* **Short task**
Records follow. Copy every line with "Started".

(A block of data)
════

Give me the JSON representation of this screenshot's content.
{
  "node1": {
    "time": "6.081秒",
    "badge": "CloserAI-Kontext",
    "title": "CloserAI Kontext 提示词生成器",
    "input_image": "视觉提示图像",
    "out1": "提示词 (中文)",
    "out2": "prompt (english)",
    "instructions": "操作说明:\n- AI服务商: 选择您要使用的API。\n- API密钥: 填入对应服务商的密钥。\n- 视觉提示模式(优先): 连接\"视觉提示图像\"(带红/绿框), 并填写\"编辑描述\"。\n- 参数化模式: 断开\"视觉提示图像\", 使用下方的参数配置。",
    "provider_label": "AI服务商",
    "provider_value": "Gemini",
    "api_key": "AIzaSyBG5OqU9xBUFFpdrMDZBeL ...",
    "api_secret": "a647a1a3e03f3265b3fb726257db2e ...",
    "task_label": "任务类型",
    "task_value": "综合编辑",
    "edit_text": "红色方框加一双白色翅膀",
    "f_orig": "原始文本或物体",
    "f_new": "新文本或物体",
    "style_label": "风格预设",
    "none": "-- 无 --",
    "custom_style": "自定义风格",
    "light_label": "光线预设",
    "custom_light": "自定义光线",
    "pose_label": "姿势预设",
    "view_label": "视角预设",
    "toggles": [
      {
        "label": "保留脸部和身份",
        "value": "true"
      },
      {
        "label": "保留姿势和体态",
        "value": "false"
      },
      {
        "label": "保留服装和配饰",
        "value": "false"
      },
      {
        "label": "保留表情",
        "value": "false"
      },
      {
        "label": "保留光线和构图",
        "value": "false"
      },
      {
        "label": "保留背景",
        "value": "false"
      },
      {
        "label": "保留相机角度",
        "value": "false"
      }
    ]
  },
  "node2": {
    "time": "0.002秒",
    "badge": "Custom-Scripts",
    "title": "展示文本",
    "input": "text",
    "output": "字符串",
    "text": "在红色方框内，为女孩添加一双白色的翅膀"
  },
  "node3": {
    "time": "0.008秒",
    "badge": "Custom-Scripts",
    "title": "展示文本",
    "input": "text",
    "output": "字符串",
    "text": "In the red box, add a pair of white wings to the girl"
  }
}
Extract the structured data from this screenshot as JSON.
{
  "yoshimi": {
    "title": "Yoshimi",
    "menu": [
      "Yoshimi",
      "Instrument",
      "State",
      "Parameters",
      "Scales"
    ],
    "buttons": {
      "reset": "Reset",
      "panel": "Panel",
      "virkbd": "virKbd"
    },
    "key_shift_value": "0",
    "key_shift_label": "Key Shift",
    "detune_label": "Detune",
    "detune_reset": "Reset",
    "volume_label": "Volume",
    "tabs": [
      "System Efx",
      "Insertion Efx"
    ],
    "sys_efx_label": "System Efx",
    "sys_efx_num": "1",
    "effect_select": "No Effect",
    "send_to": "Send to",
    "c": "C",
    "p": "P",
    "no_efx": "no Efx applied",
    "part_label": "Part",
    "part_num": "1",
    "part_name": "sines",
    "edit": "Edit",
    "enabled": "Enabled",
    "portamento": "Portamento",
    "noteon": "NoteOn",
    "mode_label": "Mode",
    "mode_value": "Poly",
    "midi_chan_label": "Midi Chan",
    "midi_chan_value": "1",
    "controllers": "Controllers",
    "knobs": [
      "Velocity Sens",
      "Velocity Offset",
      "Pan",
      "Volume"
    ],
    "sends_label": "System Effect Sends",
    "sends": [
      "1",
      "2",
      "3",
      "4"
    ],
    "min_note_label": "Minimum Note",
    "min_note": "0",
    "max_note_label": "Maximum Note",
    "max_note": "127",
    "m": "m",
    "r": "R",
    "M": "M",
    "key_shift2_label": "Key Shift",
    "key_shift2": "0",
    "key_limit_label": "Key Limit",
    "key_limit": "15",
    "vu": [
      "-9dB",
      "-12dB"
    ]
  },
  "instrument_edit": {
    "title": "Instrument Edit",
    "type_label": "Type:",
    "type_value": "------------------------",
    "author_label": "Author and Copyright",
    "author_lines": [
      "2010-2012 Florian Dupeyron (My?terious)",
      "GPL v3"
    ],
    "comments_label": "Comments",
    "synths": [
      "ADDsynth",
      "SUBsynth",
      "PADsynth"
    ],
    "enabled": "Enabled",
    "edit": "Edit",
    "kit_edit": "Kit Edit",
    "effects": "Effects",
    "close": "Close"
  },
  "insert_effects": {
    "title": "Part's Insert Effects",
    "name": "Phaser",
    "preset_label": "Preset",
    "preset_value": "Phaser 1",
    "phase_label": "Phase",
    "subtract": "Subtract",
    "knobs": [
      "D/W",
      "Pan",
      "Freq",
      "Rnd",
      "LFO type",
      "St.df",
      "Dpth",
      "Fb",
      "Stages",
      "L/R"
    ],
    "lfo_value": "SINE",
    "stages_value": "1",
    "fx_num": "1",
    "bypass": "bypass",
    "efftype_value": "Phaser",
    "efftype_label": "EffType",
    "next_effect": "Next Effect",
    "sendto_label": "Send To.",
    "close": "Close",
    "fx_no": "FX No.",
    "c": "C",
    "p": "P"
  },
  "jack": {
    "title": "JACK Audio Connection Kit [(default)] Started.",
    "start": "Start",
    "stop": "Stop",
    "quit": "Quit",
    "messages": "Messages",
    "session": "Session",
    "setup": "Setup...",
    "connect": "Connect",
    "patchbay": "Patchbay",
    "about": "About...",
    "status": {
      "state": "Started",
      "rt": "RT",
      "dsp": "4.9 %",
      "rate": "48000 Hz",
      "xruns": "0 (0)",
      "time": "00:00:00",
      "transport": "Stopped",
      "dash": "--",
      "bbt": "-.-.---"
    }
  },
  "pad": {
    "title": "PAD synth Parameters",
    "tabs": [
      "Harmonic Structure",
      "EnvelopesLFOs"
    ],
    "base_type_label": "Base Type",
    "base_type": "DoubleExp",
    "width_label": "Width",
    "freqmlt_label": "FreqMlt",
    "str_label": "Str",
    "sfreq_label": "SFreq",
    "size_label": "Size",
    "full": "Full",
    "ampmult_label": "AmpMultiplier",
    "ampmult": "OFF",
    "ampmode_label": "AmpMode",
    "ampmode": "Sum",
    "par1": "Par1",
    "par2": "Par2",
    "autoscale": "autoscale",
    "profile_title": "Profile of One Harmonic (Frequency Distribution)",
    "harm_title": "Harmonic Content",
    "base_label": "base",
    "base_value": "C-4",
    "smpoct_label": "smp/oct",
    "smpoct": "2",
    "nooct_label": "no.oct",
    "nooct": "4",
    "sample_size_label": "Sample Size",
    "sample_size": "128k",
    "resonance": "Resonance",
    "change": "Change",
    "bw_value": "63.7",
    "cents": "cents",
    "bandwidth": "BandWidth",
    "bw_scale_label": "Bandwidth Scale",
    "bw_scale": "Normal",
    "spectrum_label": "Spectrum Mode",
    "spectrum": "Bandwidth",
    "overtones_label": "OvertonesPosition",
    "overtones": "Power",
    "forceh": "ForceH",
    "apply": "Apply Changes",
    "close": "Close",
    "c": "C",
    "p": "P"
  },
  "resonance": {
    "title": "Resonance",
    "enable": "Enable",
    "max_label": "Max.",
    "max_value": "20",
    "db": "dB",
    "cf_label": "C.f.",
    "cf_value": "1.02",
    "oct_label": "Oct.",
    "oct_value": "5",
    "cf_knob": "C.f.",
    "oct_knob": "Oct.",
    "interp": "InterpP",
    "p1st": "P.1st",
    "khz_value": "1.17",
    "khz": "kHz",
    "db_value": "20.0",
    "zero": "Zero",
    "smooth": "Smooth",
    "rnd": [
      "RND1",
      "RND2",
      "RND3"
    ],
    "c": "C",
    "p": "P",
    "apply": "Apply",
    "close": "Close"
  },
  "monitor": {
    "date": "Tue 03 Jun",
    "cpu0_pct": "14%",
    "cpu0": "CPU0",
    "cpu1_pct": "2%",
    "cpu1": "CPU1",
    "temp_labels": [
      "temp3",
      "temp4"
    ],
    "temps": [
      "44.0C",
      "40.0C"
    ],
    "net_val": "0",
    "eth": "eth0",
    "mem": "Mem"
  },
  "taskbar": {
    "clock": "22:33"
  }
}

════

* **Solution to the problem**
    "title": "JACK Audio Connection Kit [(default)] Started.",
      "state": "Started",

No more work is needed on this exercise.